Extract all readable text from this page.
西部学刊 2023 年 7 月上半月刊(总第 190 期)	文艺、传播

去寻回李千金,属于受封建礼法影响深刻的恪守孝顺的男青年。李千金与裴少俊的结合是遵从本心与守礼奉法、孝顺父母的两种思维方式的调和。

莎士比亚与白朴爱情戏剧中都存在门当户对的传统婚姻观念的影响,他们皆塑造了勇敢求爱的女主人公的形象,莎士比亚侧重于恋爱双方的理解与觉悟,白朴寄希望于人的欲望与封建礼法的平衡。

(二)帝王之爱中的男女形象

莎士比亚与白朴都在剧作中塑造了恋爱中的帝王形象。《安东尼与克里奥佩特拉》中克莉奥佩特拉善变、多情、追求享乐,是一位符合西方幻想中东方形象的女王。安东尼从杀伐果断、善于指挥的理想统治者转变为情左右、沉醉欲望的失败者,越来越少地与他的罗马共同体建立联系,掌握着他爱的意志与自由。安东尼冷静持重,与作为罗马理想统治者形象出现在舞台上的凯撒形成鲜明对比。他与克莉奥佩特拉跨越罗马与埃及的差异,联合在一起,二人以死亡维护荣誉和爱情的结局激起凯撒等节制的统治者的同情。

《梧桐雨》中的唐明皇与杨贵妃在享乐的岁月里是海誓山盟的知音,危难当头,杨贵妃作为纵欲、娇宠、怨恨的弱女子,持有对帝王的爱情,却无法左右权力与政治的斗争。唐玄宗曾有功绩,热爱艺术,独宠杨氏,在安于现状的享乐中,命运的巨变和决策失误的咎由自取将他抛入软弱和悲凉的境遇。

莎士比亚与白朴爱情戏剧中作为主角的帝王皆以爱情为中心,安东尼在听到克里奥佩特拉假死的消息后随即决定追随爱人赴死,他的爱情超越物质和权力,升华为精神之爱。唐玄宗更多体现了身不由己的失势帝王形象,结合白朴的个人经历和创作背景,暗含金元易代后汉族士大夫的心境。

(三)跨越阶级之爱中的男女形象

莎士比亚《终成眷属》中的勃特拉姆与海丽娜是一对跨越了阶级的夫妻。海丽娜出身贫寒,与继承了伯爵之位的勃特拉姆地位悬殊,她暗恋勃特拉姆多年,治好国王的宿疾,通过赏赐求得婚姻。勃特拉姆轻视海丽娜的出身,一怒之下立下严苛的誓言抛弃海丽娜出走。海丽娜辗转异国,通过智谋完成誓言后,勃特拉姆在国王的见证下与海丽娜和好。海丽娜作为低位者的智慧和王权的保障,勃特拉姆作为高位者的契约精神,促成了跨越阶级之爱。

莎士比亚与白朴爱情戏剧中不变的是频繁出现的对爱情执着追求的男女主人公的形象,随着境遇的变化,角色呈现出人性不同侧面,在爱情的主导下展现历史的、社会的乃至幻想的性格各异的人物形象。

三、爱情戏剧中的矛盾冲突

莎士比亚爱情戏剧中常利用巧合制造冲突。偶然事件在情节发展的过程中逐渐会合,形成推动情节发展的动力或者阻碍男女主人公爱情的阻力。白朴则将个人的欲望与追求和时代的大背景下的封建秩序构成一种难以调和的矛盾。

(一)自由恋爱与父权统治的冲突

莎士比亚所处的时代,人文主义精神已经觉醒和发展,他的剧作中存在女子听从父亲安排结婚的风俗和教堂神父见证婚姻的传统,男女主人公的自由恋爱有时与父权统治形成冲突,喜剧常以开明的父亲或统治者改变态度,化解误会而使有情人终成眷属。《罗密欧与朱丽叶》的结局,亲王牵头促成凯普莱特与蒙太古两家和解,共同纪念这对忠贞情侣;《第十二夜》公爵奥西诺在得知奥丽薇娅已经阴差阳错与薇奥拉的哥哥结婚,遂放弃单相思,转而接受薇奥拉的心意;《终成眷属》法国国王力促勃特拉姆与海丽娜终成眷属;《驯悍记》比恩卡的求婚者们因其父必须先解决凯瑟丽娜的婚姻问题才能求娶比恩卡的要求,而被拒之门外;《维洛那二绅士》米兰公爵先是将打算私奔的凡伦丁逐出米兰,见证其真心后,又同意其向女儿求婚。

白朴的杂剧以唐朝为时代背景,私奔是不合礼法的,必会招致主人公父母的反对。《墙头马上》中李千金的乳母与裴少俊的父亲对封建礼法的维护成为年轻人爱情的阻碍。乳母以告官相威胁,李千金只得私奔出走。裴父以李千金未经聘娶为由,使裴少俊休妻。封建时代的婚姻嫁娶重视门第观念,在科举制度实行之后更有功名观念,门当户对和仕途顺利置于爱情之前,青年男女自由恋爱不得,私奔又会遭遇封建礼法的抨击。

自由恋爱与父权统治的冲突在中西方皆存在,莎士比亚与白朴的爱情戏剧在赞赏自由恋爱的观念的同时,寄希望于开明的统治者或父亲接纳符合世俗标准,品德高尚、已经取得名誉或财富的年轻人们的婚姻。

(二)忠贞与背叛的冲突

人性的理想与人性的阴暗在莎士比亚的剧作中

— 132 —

TASK STATEMENT -
Output all records verbatim.

WRITTEN ANSWER -
Extract all readable text from this page.
西部学刊 2023 年 7 月上半月刊(总第 190 期)	文艺、传播

去寻回李千金,属于受封建礼法影响深刻的恪守孝顺的男青年。李千金与裴少俊的结合是遵从本心与守礼奉法、孝顺父母的两种思维方式的调和。

莎士比亚与白朴爱情戏剧中都存在门当户对的传统婚姻观念的影响,他们皆塑造了勇敢求爱的女主人公的形象,莎士比亚侧重于恋爱双方的理解与觉悟,白朴寄希望于人的欲望与封建礼法的平衡。

(二)帝王之爱中的男女形象

莎士比亚与白朴都在剧作中塑造了恋爱中的帝王形象。《安东尼与克里奥佩特拉》中克莉奥佩特拉善变、多情、追求享乐,是一位符合西方幻想中东方形象的女王。安东尼从杀伐果断、善于指挥的理想统治者转变为情左右、沉醉欲望的失败者,越来越少地与他的罗马共同体建立联系,掌握着他爱的意志与自由。安东尼冷静持重,与作为罗马理想统治者形象出现在舞台上的凯撒形成鲜明对比。他与克莉奥佩特拉跨越罗马与埃及的差异,联合在一起,二人以死亡维护荣誉和爱情的结局激起凯撒等节制的统治者的同情。

《梧桐雨》中的唐明皇与杨贵妃在享乐的岁月里是海誓山盟的知音,危难当头,杨贵妃作为纵欲、娇宠、怨恨的弱女子,持有对帝王的爱情,却无法左右权力与政治的斗争。唐玄宗曾有功绩,热爱艺术,独宠杨氏,在安于现状的享乐中,命运的巨变和决策失误的咎由自取将他抛入软弱和悲凉的境遇。

莎士比亚与白朴爱情戏剧中作为主角的帝王皆以爱情为中心,安东尼在听到克里奥佩特拉假死的消息后随即决定追随爱人赴死,他的爱情超越物质和权力,升华为精神之爱。唐玄宗更多体现了身不由己的失势帝王形象,结合白朴的个人经历和创作背景,暗含金元易代后汉族士大夫的心境。

(三)跨越阶级之爱中的男女形象

莎士比亚《终成眷属》中的勃特拉姆与海丽娜是一对跨越了阶级的夫妻。海丽娜出身贫寒,与继承了伯爵之位的勃特拉姆地位悬殊,她暗恋勃特拉姆多年,治好国王的宿疾,通过赏赐求得婚姻。勃特拉姆轻视海丽娜的出身,一怒之下立下严苛的誓言抛弃海丽娜出走。海丽娜辗转异国,通过智谋完成誓言后,勃特拉姆在国王的见证下与海丽娜和好。海丽娜作为低位者的智慧和王权的保障,勃特拉姆作为高位者的契约精神,促成了跨越阶级之爱。

莎士比亚与白朴爱情戏剧中不变的是频繁出现的对爱情执着追求的男女主人公的形象,随着境遇的变化,角色呈现出人性不同侧面,在爱情的主导下展现历史的、社会的乃至幻想的性格各异的人物形象。

三、爱情戏剧中的矛盾冲突

莎士比亚爱情戏剧中常利用巧合制造冲突。偶然事件在情节发展的过程中逐渐会合,形成推动情节发展的动力或者阻碍男女主人公爱情的阻力。白朴则将个人的欲望与追求和时代的大背景下的封建秩序构成一种难以调和的矛盾。

(一)自由恋爱与父权统治的冲突

莎士比亚所处的时代,人文主义精神已经觉醒和发展,他的剧作中存在女子听从父亲安排结婚的风俗和教堂神父见证婚姻的传统,男女主人公的自由恋爱有时与父权统治形成冲突,喜剧常以开明的父亲或统治者改变态度,化解误会而使有情人终成眷属。《罗密欧与朱丽叶》的结局,亲王牵头促成凯普莱特与蒙太古两家和解,共同纪念这对忠贞情侣;《第十二夜》公爵奥西诺在得知奥丽薇娅已经阴差阳错与薇奥拉的哥哥结婚,遂放弃单相思,转而接受薇奥拉的心意;《终成眷属》法国国王力促勃特拉姆与海丽娜终成眷属;《驯悍记》比恩卡的求婚者们因其父必须先解决凯瑟丽娜的婚姻问题才能求娶比恩卡的要求,而被拒之门外;《维洛那二绅士》米兰公爵先是将打算私奔的凡伦丁逐出米兰,见证其真心后,又同意其向女儿求婚。

白朴的杂剧以唐朝为时代背景,私奔是不合礼法的,必会招致主人公父母的反对。《墙头马上》中李千金的乳母与裴少俊的父亲对封建礼法的维护成为年轻人爱情的阻碍。乳母以告官相威胁,李千金只得私奔出走。裴父以李千金未经聘娶为由,使裴少俊休妻。封建时代的婚姻嫁娶重视门第观念,在科举制度实行之后更有功名观念,门当户对和仕途顺利置于爱情之前,青年男女自由恋爱不得,私奔又会遭遇封建礼法的抨击。

自由恋爱与父权统治的冲突在中西方皆存在,莎士比亚与白朴的爱情戏剧在赞赏自由恋爱的观念的同时,寄希望于开明的统治者或父亲接纳符合世俗标准,品德高尚、已经取得名誉或财富的年轻人们的婚姻。

(二)忠贞与背叛的冲突

人性的理想与人性的阴暗在莎士比亚的剧作中

— 132 —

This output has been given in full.